Task goal> Your answer should consist only of the records, copied exactly, with the images removed.
---*---
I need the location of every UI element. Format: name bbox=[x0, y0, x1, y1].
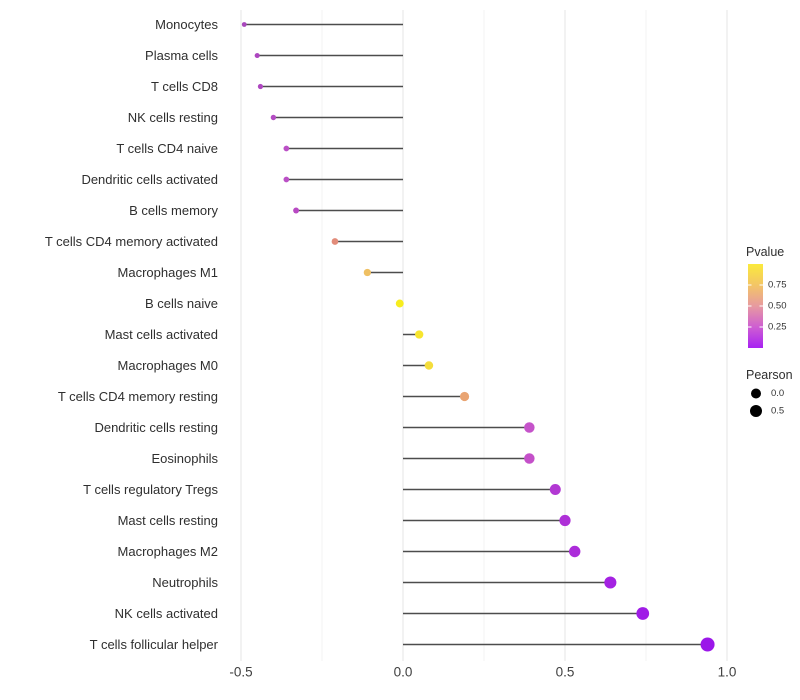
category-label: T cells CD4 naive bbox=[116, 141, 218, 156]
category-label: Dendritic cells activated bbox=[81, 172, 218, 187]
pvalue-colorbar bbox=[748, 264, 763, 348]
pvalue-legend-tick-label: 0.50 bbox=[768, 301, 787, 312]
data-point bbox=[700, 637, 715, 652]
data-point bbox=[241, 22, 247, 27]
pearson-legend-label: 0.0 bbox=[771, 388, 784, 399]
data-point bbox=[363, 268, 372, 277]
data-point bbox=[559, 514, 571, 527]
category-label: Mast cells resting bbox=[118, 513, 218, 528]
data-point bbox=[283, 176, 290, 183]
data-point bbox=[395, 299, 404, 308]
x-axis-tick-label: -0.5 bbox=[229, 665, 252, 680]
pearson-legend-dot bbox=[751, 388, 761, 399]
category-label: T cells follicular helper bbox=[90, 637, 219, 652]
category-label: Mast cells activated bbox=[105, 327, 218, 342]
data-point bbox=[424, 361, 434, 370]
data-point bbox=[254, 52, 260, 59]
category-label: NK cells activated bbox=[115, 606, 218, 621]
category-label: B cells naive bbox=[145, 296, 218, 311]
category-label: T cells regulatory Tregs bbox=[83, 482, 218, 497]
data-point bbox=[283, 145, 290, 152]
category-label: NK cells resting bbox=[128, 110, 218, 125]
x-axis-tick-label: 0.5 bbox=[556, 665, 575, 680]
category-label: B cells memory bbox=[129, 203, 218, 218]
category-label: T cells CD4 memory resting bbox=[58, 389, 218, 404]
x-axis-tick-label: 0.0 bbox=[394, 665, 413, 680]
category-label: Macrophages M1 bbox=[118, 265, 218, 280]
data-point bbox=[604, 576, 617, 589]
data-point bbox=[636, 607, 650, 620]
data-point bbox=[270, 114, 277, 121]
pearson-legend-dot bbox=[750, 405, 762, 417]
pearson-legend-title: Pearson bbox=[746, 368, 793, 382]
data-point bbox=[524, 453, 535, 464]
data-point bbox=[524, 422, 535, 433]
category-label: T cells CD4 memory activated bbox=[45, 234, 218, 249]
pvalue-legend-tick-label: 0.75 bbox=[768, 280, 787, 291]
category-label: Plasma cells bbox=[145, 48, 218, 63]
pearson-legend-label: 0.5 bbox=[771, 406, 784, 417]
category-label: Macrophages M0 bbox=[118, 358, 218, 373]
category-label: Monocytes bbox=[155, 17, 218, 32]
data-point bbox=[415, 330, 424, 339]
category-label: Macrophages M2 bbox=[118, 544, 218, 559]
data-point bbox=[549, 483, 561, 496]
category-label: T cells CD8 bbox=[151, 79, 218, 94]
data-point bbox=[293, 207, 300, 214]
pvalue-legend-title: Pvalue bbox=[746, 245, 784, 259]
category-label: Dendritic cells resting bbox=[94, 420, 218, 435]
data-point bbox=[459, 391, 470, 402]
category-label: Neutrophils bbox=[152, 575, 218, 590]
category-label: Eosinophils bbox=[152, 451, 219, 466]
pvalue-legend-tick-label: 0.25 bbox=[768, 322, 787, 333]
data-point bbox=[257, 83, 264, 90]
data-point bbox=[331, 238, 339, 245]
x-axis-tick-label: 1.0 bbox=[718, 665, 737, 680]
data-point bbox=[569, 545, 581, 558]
---*---
Reply>
I need the location of every UI element. Format: name bbox=[x0, y0, x1, y1].
category-label: T cells CD4 naive bbox=[116, 141, 218, 156]
category-label: Dendritic cells activated bbox=[81, 172, 218, 187]
pvalue-colorbar bbox=[748, 264, 763, 348]
pvalue-legend-tick-label: 0.50 bbox=[768, 301, 787, 312]
data-point bbox=[700, 637, 715, 652]
data-point bbox=[241, 22, 247, 27]
pearson-legend-label: 0.0 bbox=[771, 388, 784, 399]
data-point bbox=[363, 268, 372, 277]
data-point bbox=[559, 514, 571, 527]
category-label: Mast cells resting bbox=[118, 513, 218, 528]
data-point bbox=[283, 176, 290, 183]
data-point bbox=[395, 299, 404, 308]
x-axis-tick-label: -0.5 bbox=[229, 665, 252, 680]
pearson-legend-dot bbox=[751, 388, 761, 399]
category-label: T cells follicular helper bbox=[90, 637, 219, 652]
category-label: Mast cells activated bbox=[105, 327, 218, 342]
data-point bbox=[424, 361, 434, 370]
data-point bbox=[254, 52, 260, 59]
category-label: NK cells activated bbox=[115, 606, 218, 621]
category-label: B cells naive bbox=[145, 296, 218, 311]
category-label: T cells regulatory Tregs bbox=[83, 482, 218, 497]
data-point bbox=[283, 145, 290, 152]
category-label: NK cells resting bbox=[128, 110, 218, 125]
x-axis-tick-label: 0.5 bbox=[556, 665, 575, 680]
category-label: B cells memory bbox=[129, 203, 218, 218]
category-label: T cells CD4 memory resting bbox=[58, 389, 218, 404]
x-axis-tick-label: 0.0 bbox=[394, 665, 413, 680]
category-label: Macrophages M1 bbox=[118, 265, 218, 280]
data-point bbox=[604, 576, 617, 589]
data-point bbox=[636, 607, 650, 620]
data-point bbox=[270, 114, 277, 121]
pearson-legend-dot bbox=[750, 405, 762, 417]
pearson-legend-title: Pearson bbox=[746, 368, 793, 382]
data-point bbox=[524, 453, 535, 464]
data-point bbox=[524, 422, 535, 433]
category-label: T cells CD4 memory activated bbox=[45, 234, 218, 249]
pvalue-legend-tick-label: 0.75 bbox=[768, 280, 787, 291]
category-label: Plasma cells bbox=[145, 48, 218, 63]
pearson-legend-label: 0.5 bbox=[771, 406, 784, 417]
category-label: Macrophages M0 bbox=[118, 358, 218, 373]
category-label: Monocytes bbox=[155, 17, 218, 32]
data-point bbox=[415, 330, 424, 339]
category-label: Macrophages M2 bbox=[118, 544, 218, 559]
data-point bbox=[549, 483, 561, 496]
category-label: T cells CD8 bbox=[151, 79, 218, 94]
data-point bbox=[293, 207, 300, 214]
pvalue-legend-title: Pvalue bbox=[746, 245, 784, 259]
category-label: Dendritic cells resting bbox=[94, 420, 218, 435]
data-point bbox=[459, 391, 470, 402]
category-label: Neutrophils bbox=[152, 575, 218, 590]
category-label: Eosinophils bbox=[152, 451, 219, 466]
pvalue-legend-tick-label: 0.25 bbox=[768, 322, 787, 333]
data-point bbox=[257, 83, 264, 90]
data-point bbox=[331, 238, 339, 245]
x-axis-tick-label: 1.0 bbox=[718, 665, 737, 680]
data-point bbox=[569, 545, 581, 558]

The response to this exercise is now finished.